Start of Records shown
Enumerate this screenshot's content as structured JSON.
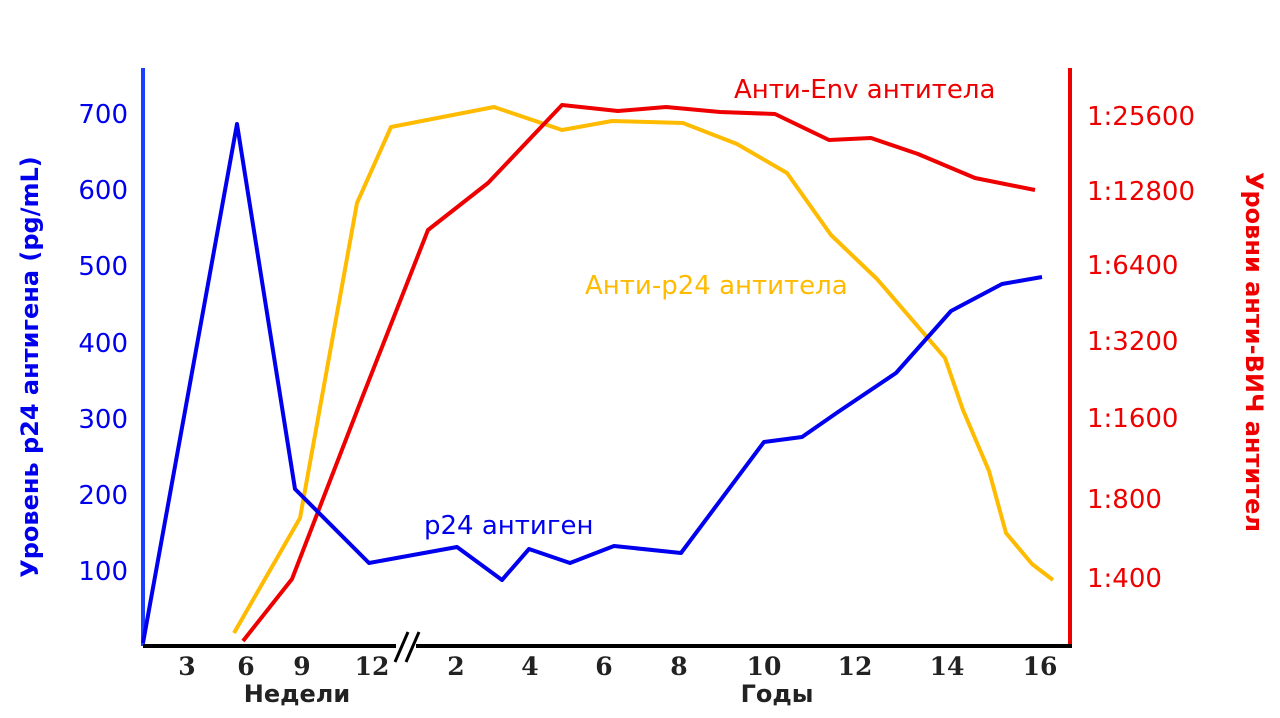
{
  "chart_data": {
    "type": "line",
    "y_left": {
      "label": "Уровень p24 антигена (pg/mL)",
      "ticks": [
        100,
        200,
        300,
        400,
        500,
        600,
        700
      ],
      "range": [
        0,
        750
      ]
    },
    "y_right": {
      "label": "Уровни анти-ВИЧ антител",
      "ticks": [
        "1:400",
        "1:800",
        "1:1600",
        "1:3200",
        "1:6400",
        "1:12800",
        "1:25600"
      ],
      "scale": "log2 titer"
    },
    "x_axis": {
      "weeks_label": "Недели",
      "weeks_ticks": [
        "3",
        "6",
        "9",
        "12"
      ],
      "years_label": "Годы",
      "years_ticks": [
        "2",
        "4",
        "6",
        "8",
        "10",
        "12",
        "14",
        "16"
      ],
      "break_symbol": "//"
    },
    "series": [
      {
        "name": "p24 антиген",
        "axis": "left",
        "color": "#0000ee",
        "points": [
          {
            "x": "0w",
            "y": 0
          },
          {
            "x": "5.5w",
            "y": 685
          },
          {
            "x": "9.5w",
            "y": 205
          },
          {
            "x": "12w",
            "y": 107
          },
          {
            "x": "2y",
            "y": 128
          },
          {
            "x": "3y",
            "y": 85
          },
          {
            "x": "3.5y",
            "y": 127
          },
          {
            "x": "4.2y",
            "y": 108
          },
          {
            "x": "5y",
            "y": 130
          },
          {
            "x": "7y",
            "y": 122
          },
          {
            "x": "10y",
            "y": 265
          },
          {
            "x": "11y",
            "y": 272
          },
          {
            "x": "12y",
            "y": 310
          },
          {
            "x": "13y",
            "y": 357
          },
          {
            "x": "14y",
            "y": 440
          },
          {
            "x": "15y",
            "y": 474
          },
          {
            "x": "16y",
            "y": 483
          }
        ]
      },
      {
        "name": "Анти-p24 антитела",
        "axis": "right",
        "color": "#ffbb00",
        "points": [
          {
            "x": "5w",
            "titer_log2": -1.4
          },
          {
            "x": "9w",
            "titer_log2": 0.5
          },
          {
            "x": "11.5w",
            "titer_log2": 4.9
          },
          {
            "x": "12.5w",
            "titer_log2": 6.6
          },
          {
            "x": "3y",
            "titer_log2": 7.1
          },
          {
            "x": "5y",
            "titer_log2": 6.7
          },
          {
            "x": "6y",
            "titer_log2": 6.8
          },
          {
            "x": "8y",
            "titer_log2": 6.8
          },
          {
            "x": "10y",
            "titer_log2": 6.4
          },
          {
            "x": "11y",
            "titer_log2": 5.8
          },
          {
            "x": "12y",
            "titer_log2": 4.7
          },
          {
            "x": "13y",
            "titer_log2": 3.9
          },
          {
            "x": "14.5y",
            "titer_log2": 2.8
          },
          {
            "x": "15y",
            "titer_log2": 2.2
          },
          {
            "x": "15.5y",
            "titer_log2": 1.4
          },
          {
            "x": "16y",
            "titer_log2": 0.6
          },
          {
            "x": "16.5y",
            "titer_log2": 0.2
          },
          {
            "x": "17y",
            "titer_log2": -0.1
          }
        ]
      },
      {
        "name": "Анти-Env антитела",
        "axis": "right",
        "color": "#ee0000",
        "points": [
          {
            "x": "6w",
            "titer_log2": -1.6
          },
          {
            "x": "9.5w",
            "titer_log2": -0.1
          },
          {
            "x": "1y",
            "titer_log2": 4.5
          },
          {
            "x": "2y",
            "titer_log2": 5.1
          },
          {
            "x": "4y",
            "titer_log2": 6.2
          },
          {
            "x": "5y",
            "titer_log2": 6.1
          },
          {
            "x": "6y",
            "titer_log2": 6.2
          },
          {
            "x": "8y",
            "titer_log2": 6.1
          },
          {
            "x": "10y",
            "titer_log2": 6.0
          },
          {
            "x": "11y",
            "titer_log2": 5.6
          },
          {
            "x": "12y",
            "titer_log2": 5.7
          },
          {
            "x": "13y",
            "titer_log2": 5.4
          },
          {
            "x": "14y",
            "titer_log2": 5.2
          },
          {
            "x": "15y",
            "titer_log2": 5.0
          },
          {
            "x": "16y",
            "titer_log2": 4.8
          }
        ]
      }
    ]
  }
}
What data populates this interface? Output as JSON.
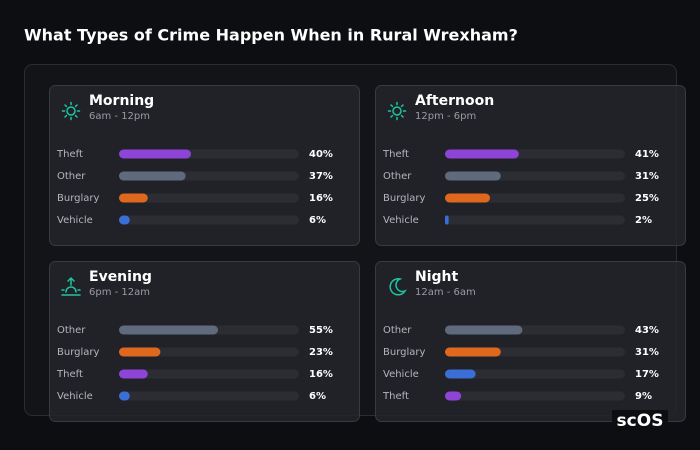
{
  "title": "What Types of Crime Happen When in Rural Wrexham?",
  "brand": "scOS",
  "chart_data": [
    {
      "type": "bar",
      "title": "Morning",
      "subtitle": "6am - 12pm",
      "categories": [
        "Theft",
        "Other",
        "Burglary",
        "Vehicle"
      ],
      "values": [
        40,
        37,
        16,
        6
      ],
      "value_labels": [
        "40%",
        "37%",
        "16%",
        "6%"
      ],
      "colors": [
        "#8e44d6",
        "#5f6b7c",
        "#e0681e",
        "#3b6fd6"
      ],
      "xlim": [
        0,
        100
      ]
    },
    {
      "type": "bar",
      "title": "Afternoon",
      "subtitle": "12pm - 6pm",
      "categories": [
        "Theft",
        "Other",
        "Burglary",
        "Vehicle"
      ],
      "values": [
        41,
        31,
        25,
        2
      ],
      "value_labels": [
        "41%",
        "31%",
        "25%",
        "2%"
      ],
      "colors": [
        "#8e44d6",
        "#5f6b7c",
        "#e0681e",
        "#3b6fd6"
      ],
      "xlim": [
        0,
        100
      ]
    },
    {
      "type": "bar",
      "title": "Evening",
      "subtitle": "6pm - 12am",
      "categories": [
        "Other",
        "Burglary",
        "Theft",
        "Vehicle"
      ],
      "values": [
        55,
        23,
        16,
        6
      ],
      "value_labels": [
        "55%",
        "23%",
        "16%",
        "6%"
      ],
      "colors": [
        "#5f6b7c",
        "#e0681e",
        "#8e44d6",
        "#3b6fd6"
      ],
      "xlim": [
        0,
        100
      ]
    },
    {
      "type": "bar",
      "title": "Night",
      "subtitle": "12am - 6am",
      "categories": [
        "Other",
        "Burglary",
        "Vehicle",
        "Theft"
      ],
      "values": [
        43,
        31,
        17,
        9
      ],
      "value_labels": [
        "43%",
        "31%",
        "17%",
        "9%"
      ],
      "colors": [
        "#5f6b7c",
        "#e0681e",
        "#3b6fd6",
        "#8e44d6"
      ],
      "xlim": [
        0,
        100
      ]
    }
  ]
}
End of Records shown
> [Task details] Every entry above needs to be retyped exactly; drop the pictures.

> [Task response]
Enumerate this screenshot's content as structured JSON.
{
  "chart_data": {
    "type": "line",
    "y_left": {
      "label": "Уровень p24 антигена (pg/mL)",
      "ticks": [
        100,
        200,
        300,
        400,
        500,
        600,
        700
      ],
      "range": [
        0,
        750
      ]
    },
    "y_right": {
      "label": "Уровни анти-ВИЧ антител",
      "ticks": [
        "1:400",
        "1:800",
        "1:1600",
        "1:3200",
        "1:6400",
        "1:12800",
        "1:25600"
      ],
      "scale": "log2 titer"
    },
    "x_axis": {
      "weeks_label": "Недели",
      "weeks_ticks": [
        "3",
        "6",
        "9",
        "12"
      ],
      "years_label": "Годы",
      "years_ticks": [
        "2",
        "4",
        "6",
        "8",
        "10",
        "12",
        "14",
        "16"
      ],
      "break_symbol": "//"
    },
    "series": [
      {
        "name": "p24 антиген",
        "axis": "left",
        "color": "#0000ee",
        "points": [
          {
            "x": "0w",
            "y": 0
          },
          {
            "x": "5.5w",
            "y": 685
          },
          {
            "x": "9.5w",
            "y": 205
          },
          {
            "x": "12w",
            "y": 107
          },
          {
            "x": "2y",
            "y": 128
          },
          {
            "x": "3y",
            "y": 85
          },
          {
            "x": "3.5y",
            "y": 127
          },
          {
            "x": "4.2y",
            "y": 108
          },
          {
            "x": "5y",
            "y": 130
          },
          {
            "x": "7y",
            "y": 122
          },
          {
            "x": "10y",
            "y": 265
          },
          {
            "x": "11y",
            "y": 272
          },
          {
            "x": "12y",
            "y": 310
          },
          {
            "x": "13y",
            "y": 357
          },
          {
            "x": "14y",
            "y": 440
          },
          {
            "x": "15y",
            "y": 474
          },
          {
            "x": "16y",
            "y": 483
          }
        ]
      },
      {
        "name": "Анти-p24 антитела",
        "axis": "right",
        "color": "#ffbb00",
        "points": [
          {
            "x": "5w",
            "titer_log2": -1.4
          },
          {
            "x": "9w",
            "titer_log2": 0.5
          },
          {
            "x": "11.5w",
            "titer_log2": 4.9
          },
          {
            "x": "12.5w",
            "titer_log2": 6.6
          },
          {
            "x": "3y",
            "titer_log2": 7.1
          },
          {
            "x": "5y",
            "titer_log2": 6.7
          },
          {
            "x": "6y",
            "titer_log2": 6.8
          },
          {
            "x": "8y",
            "titer_log2": 6.8
          },
          {
            "x": "10y",
            "titer_log2": 6.4
          },
          {
            "x": "11y",
            "titer_log2": 5.8
          },
          {
            "x": "12y",
            "titer_log2": 4.7
          },
          {
            "x": "13y",
            "titer_log2": 3.9
          },
          {
            "x": "14.5y",
            "titer_log2": 2.8
          },
          {
            "x": "15y",
            "titer_log2": 2.2
          },
          {
            "x": "15.5y",
            "titer_log2": 1.4
          },
          {
            "x": "16y",
            "titer_log2": 0.6
          },
          {
            "x": "16.5y",
            "titer_log2": 0.2
          },
          {
            "x": "17y",
            "titer_log2": -0.1
          }
        ]
      },
      {
        "name": "Анти-Env антитела",
        "axis": "right",
        "color": "#ee0000",
        "points": [
          {
            "x": "6w",
            "titer_log2": -1.6
          },
          {
            "x": "9.5w",
            "titer_log2": -0.1
          },
          {
            "x": "1y",
            "titer_log2": 4.5
          },
          {
            "x": "2y",
            "titer_log2": 5.1
          },
          {
            "x": "4y",
            "titer_log2": 6.2
          },
          {
            "x": "5y",
            "titer_log2": 6.1
          },
          {
            "x": "6y",
            "titer_log2": 6.2
          },
          {
            "x": "8y",
            "titer_log2": 6.1
          },
          {
            "x": "10y",
            "titer_log2": 6.0
          },
          {
            "x": "11y",
            "titer_log2": 5.6
          },
          {
            "x": "12y",
            "titer_log2": 5.7
          },
          {
            "x": "13y",
            "titer_log2": 5.4
          },
          {
            "x": "14y",
            "titer_log2": 5.2
          },
          {
            "x": "15y",
            "titer_log2": 5.0
          },
          {
            "x": "16y",
            "titer_log2": 4.8
          }
        ]
      }
    ]
  }
}
What data populates this interface? Output as JSON.
{
  "title": "What Types of Crime Happen When in Rural Wrexham?",
  "brand": "scOS",
  "chart_data": [
    {
      "type": "bar",
      "title": "Morning",
      "subtitle": "6am - 12pm",
      "categories": [
        "Theft",
        "Other",
        "Burglary",
        "Vehicle"
      ],
      "values": [
        40,
        37,
        16,
        6
      ],
      "value_labels": [
        "40%",
        "37%",
        "16%",
        "6%"
      ],
      "colors": [
        "#8e44d6",
        "#5f6b7c",
        "#e0681e",
        "#3b6fd6"
      ],
      "xlim": [
        0,
        100
      ]
    },
    {
      "type": "bar",
      "title": "Afternoon",
      "subtitle": "12pm - 6pm",
      "categories": [
        "Theft",
        "Other",
        "Burglary",
        "Vehicle"
      ],
      "values": [
        41,
        31,
        25,
        2
      ],
      "value_labels": [
        "41%",
        "31%",
        "25%",
        "2%"
      ],
      "colors": [
        "#8e44d6",
        "#5f6b7c",
        "#e0681e",
        "#3b6fd6"
      ],
      "xlim": [
        0,
        100
      ]
    },
    {
      "type": "bar",
      "title": "Evening",
      "subtitle": "6pm - 12am",
      "categories": [
        "Other",
        "Burglary",
        "Theft",
        "Vehicle"
      ],
      "values": [
        55,
        23,
        16,
        6
      ],
      "value_labels": [
        "55%",
        "23%",
        "16%",
        "6%"
      ],
      "colors": [
        "#5f6b7c",
        "#e0681e",
        "#8e44d6",
        "#3b6fd6"
      ],
      "xlim": [
        0,
        100
      ]
    },
    {
      "type": "bar",
      "title": "Night",
      "subtitle": "12am - 6am",
      "categories": [
        "Other",
        "Burglary",
        "Vehicle",
        "Theft"
      ],
      "values": [
        43,
        31,
        17,
        9
      ],
      "value_labels": [
        "43%",
        "31%",
        "17%",
        "9%"
      ],
      "colors": [
        "#5f6b7c",
        "#e0681e",
        "#3b6fd6",
        "#8e44d6"
      ],
      "xlim": [
        0,
        100
      ]
    }
  ]
}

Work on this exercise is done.